(begin)

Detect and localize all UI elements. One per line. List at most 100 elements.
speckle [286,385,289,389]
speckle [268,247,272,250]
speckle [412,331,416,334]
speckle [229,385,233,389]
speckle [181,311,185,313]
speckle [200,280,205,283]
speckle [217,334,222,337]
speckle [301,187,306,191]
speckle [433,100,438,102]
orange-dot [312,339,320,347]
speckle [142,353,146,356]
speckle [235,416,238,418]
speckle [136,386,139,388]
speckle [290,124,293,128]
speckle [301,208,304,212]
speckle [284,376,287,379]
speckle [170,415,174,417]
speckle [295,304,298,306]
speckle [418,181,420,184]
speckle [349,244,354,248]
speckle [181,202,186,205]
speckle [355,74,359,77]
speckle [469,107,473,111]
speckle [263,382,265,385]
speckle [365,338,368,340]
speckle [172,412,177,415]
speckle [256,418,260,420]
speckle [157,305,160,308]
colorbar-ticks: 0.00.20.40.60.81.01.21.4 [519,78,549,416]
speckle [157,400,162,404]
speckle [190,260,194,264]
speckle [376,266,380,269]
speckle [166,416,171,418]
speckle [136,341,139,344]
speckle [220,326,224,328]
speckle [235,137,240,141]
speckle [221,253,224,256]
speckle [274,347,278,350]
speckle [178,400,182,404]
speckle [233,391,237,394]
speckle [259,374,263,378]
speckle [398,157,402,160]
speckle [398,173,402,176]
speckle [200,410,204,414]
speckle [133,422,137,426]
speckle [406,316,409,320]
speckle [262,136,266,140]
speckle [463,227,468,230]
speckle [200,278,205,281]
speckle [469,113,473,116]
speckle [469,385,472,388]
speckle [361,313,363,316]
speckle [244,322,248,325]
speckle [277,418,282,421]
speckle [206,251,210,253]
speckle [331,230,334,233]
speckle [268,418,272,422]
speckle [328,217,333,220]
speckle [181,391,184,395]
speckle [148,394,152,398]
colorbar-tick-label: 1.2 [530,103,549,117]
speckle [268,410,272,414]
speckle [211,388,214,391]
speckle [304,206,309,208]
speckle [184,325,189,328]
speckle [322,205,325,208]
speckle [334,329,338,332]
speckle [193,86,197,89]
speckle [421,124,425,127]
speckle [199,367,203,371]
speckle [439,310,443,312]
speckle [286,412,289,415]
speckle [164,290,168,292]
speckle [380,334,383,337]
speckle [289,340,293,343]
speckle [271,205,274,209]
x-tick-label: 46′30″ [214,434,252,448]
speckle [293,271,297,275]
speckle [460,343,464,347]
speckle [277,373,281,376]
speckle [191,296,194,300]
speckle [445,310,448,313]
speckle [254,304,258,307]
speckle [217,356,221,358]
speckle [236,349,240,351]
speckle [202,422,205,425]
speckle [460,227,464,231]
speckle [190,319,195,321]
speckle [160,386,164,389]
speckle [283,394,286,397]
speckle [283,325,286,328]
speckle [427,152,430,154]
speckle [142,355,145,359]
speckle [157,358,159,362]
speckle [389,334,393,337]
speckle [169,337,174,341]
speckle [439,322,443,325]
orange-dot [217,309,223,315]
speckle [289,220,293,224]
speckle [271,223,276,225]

(end)

## Exercise directions
Convert the rows above into a two-column Markdown table headed No. and Line, numbering each line in order and omitting blank lines.

## Answer to the exercise
| No. | Line |
|---|---|
| 1 | Detect and localize all UI elements. One per line. List at most 100 elements. |
| 2 | speckle [286,385,289,389] |
| 3 | speckle [268,247,272,250] |
| 4 | speckle [412,331,416,334] |
| 5 | speckle [229,385,233,389] |
| 6 | speckle [181,311,185,313] |
| 7 | speckle [200,280,205,283] |
| 8 | speckle [217,334,222,337] |
| 9 | speckle [301,187,306,191] |
| 10 | speckle [433,100,438,102] |
| 11 | orange-dot [312,339,320,347] |
| 12 | speckle [142,353,146,356] |
| 13 | speckle [235,416,238,418] |
| 14 | speckle [136,386,139,388] |
| 15 | speckle [290,124,293,128] |
| 16 | speckle [301,208,304,212] |
| 17 | speckle [284,376,287,379] |
| 18 | speckle [170,415,174,417] |
| 19 | speckle [295,304,298,306] |
| 20 | speckle [418,181,420,184] |
| 21 | speckle [349,244,354,248] |
| 22 | speckle [181,202,186,205] |
| 23 | speckle [355,74,359,77] |
| 24 | speckle [469,107,473,111] |
| 25 | speckle [263,382,265,385] |
| 26 | speckle [365,338,368,340] |
| 27 | speckle [172,412,177,415] |
| 28 | speckle [256,418,260,420] |
| 29 | speckle [157,305,160,308] |
| 30 | colorbar-ticks: 0.00.20.40.60.81.01.21.4 [519,78,549,416] |
| 31 | speckle [157,400,162,404] |
| 32 | speckle [190,260,194,264] |
| 33 | speckle [376,266,380,269] |
| 34 | speckle [166,416,171,418] |
| 35 | speckle [136,341,139,344] |
| 36 | speckle [220,326,224,328] |
| 37 | speckle [235,137,240,141] |
| 38 | speckle [221,253,224,256] |
| 39 | speckle [274,347,278,350] |
| 40 | speckle [178,400,182,404] |
| 41 | speckle [233,391,237,394] |
| 42 | speckle [259,374,263,378] |
| 43 | speckle [398,157,402,160] |
| 44 | speckle [398,173,402,176] |
| 45 | speckle [200,410,204,414] |
| 46 | speckle [133,422,137,426] |
| 47 | speckle [406,316,409,320] |
| 48 | speckle [262,136,266,140] |
| 49 | speckle [463,227,468,230] |
| 50 | speckle [200,278,205,281] |
| 51 | speckle [469,113,473,116] |
| 52 | speckle [469,385,472,388] |
| 53 | speckle [361,313,363,316] |
| 54 | speckle [244,322,248,325] |
| 55 | speckle [277,418,282,421] |
| 56 | speckle [206,251,210,253] |
| 57 | speckle [331,230,334,233] |
| 58 | speckle [268,418,272,422] |
| 59 | speckle [328,217,333,220] |
| 60 | speckle [181,391,184,395] |
| 61 | speckle [148,394,152,398] |
| 62 | colorbar-tick-label: 1.2 [530,103,549,117] |
| 63 | speckle [268,410,272,414] |
| 64 | speckle [211,388,214,391] |
| 65 | speckle [304,206,309,208] |
| 66 | speckle [184,325,189,328] |
| 67 | speckle [322,205,325,208] |
| 68 | speckle [334,329,338,332] |
| 69 | speckle [193,86,197,89] |
| 70 | speckle [421,124,425,127] |
| 71 | speckle [199,367,203,371] |
| 72 | speckle [439,310,443,312] |
| 73 | speckle [286,412,289,415] |
| 74 | speckle [164,290,168,292] |
| 75 | speckle [380,334,383,337] |
| 76 | speckle [289,340,293,343] |
| 77 | speckle [271,205,274,209] |
| 78 | x-tick-label: 46′30″ [214,434,252,448] |
| 79 | speckle [293,271,297,275] |
| 80 | speckle [460,343,464,347] |
| 81 | speckle [277,373,281,376] |
| 82 | speckle [191,296,194,300] |
| 83 | speckle [445,310,448,313] |
| 84 | speckle [254,304,258,307] |
| 85 | speckle [217,356,221,358] |
| 86 | speckle [236,349,240,351] |
| 87 | speckle [202,422,205,425] |
| 88 | speckle [460,227,464,231] |
| 89 | speckle [190,319,195,321] |
| 90 | speckle [160,386,164,389] |
| 91 | speckle [283,394,286,397] |
| 92 | speckle [283,325,286,328] |
| 93 | speckle [427,152,430,154] |
| 94 | speckle [142,355,145,359] |
| 95 | speckle [157,358,159,362] |
| 96 | speckle [389,334,393,337] |
| 97 | speckle [169,337,174,341] |
| 98 | speckle [439,322,443,325] |
| 99 | orange-dot [217,309,223,315] |
| 100 | speckle [289,220,293,224] |
| 101 | speckle [271,223,276,225] |